Aim. Scan the lines below for the string "Shapiro" and copy every one that has it.

>> start Records to process

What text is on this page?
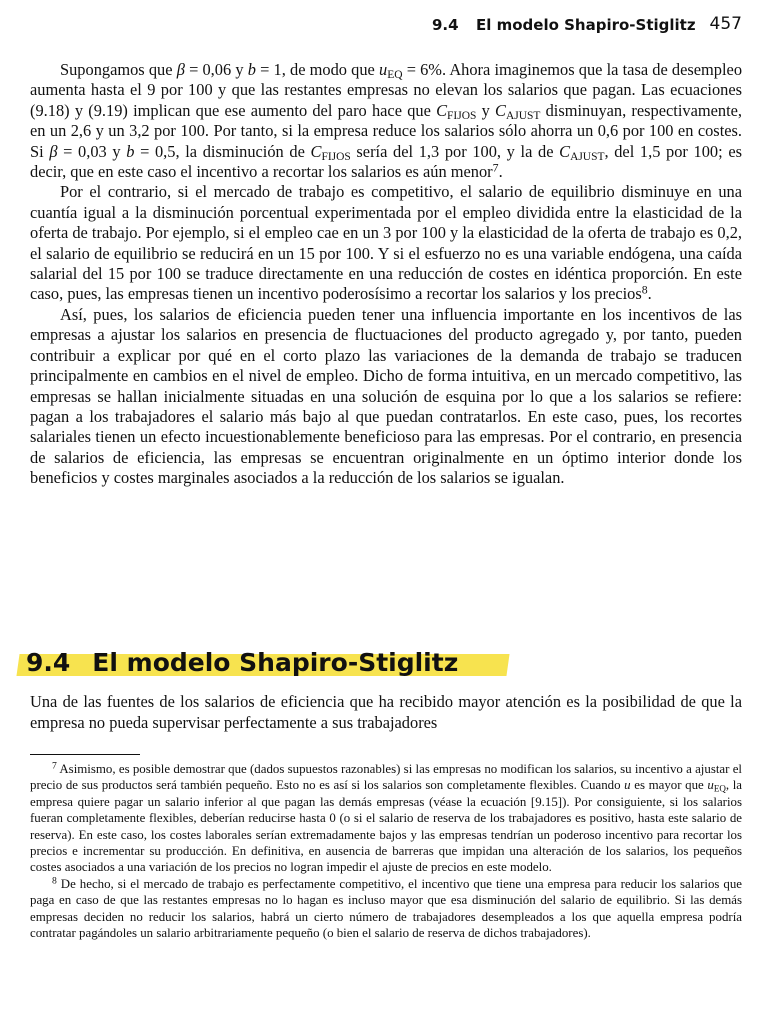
9.4 El modelo Shapiro-Stiglitz 457

Supongamos que β = 0,06 y b = 1, de modo que $u_{EQ} = 6\%$. Ahora imaginemos que la tasa de desempleo aumenta hasta el 9 por 100 y que las restantes empresas no elevan los salarios que pagan. Las ecuaciones (9.18) y (9.19) implican que ese aumento del paro hace que $C_{FIJOS}$ y $C_{AJUST}$ disminuyan, respectivamente, en un 2,6 y un 3,2 por 100. Por tanto, si la empresa reduce los salarios sólo ahorra un 0,6 por 100 en costes. Si β = 0,03 y b = 0,5, la disminución de $C_{FIJOS}$ sería del 1,3 por 100, y la de $C_{AJUST}$, del 1,5 por 100; es decir, que en este caso el incentivo a recortar los salarios es aún menor$^7$.

Por el contrario, si el mercado de trabajo es competitivo, el salario de equilibrio disminuye en una cuantía igual a la disminución porcentual experimentada por el empleo dividida entre la elasticidad de la oferta de trabajo. Por ejemplo, si el empleo cae en un 3 por 100 y la elasticidad de la oferta de trabajo es 0,2, el salario de equilibrio se reducirá en un 15 por 100. Y si el esfuerzo no es una variable endógena, una caída salarial del 15 por 100 se traduce directamente en una reducción de costes en idéntica proporción. En este caso, pues, las empresas tienen un incentivo poderosísimo a recortar los salarios y los precios$^8$.

Así, pues, los salarios de eficiencia pueden tener una influencia importante en los incentivos de las empresas a ajustar los salarios en presencia de fluctuaciones del producto agregado y, por tanto, pueden contribuir a explicar por qué en el corto plazo las variaciones de la demanda de trabajo se traducen principalmente en cambios en el nivel de empleo. Dicho de forma intuitiva, en un mercado competitivo, las empresas se hallan inicialmente situadas en una solución de esquina por lo que a los salarios se refiere: pagan a los trabajadores el salario más bajo al que puedan contratarlos. En este caso, pues, los recortes salariales tienen un efecto incuestionablemente beneficioso para las empresas. Por el contrario, en presencia de salarios de eficiencia, las empresas se encuentran originalmente en un óptimo interior donde los beneficios y costes marginales asociados a la reducción de los salarios se igualan.

9.4 El modelo Shapiro-Stiglitz

Una de las fuentes de los salarios de eficiencia que ha recibido mayor atención es la posibilidad de que la empresa no pueda supervisar perfectamente a sus trabajadores

$^7$ Asimismo, es posible demostrar que (dados supuestos razonables) si las empresas no modifican los salarios, su incentivo a ajustar el precio de sus productos será también pequeño. Esto no es así si los salarios son completamente flexibles. Cuando u es mayor que $u_{EQ}$, la empresa quiere pagar un salario inferior al que pagan las demás empresas (véase la ecuación [9.15]). Por consiguiente, si los salarios fueran completamente flexibles, deberían reducirse hasta 0 (o si el salario de reserva de los trabajadores es positivo, hasta este salario de reserva). En este caso, los costes laborales serían extremadamente bajos y las empresas tendrían un poderoso incentivo para recortar los precios e incrementar su producción. En definitiva, en ausencia de barreras que impidan una alteración de los salarios, los pequeños costes asociados a una variación de los precios no logran impedir el ajuste de precios en este modelo.

$^8$ De hecho, si el mercado de trabajo es perfectamente competitivo, el incentivo que tiene una empresa para reducir los salarios que paga en caso de que las restantes empresas no lo hagan es incluso mayor que esa disminución del salario de equilibrio. Si las demás empresas deciden no reducir los salarios, habrá un cierto número de trabajadores desempleados a los que aquella empresa podría contratar pagándoles un salario arbitrariamente pequeño (o bien el salario de reserva de dichos trabajadores).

>> end Records to process

Answer to the task.
9.4 El modelo Shapiro-Stiglitz 457
9.4 El modelo Shapiro-Stiglitz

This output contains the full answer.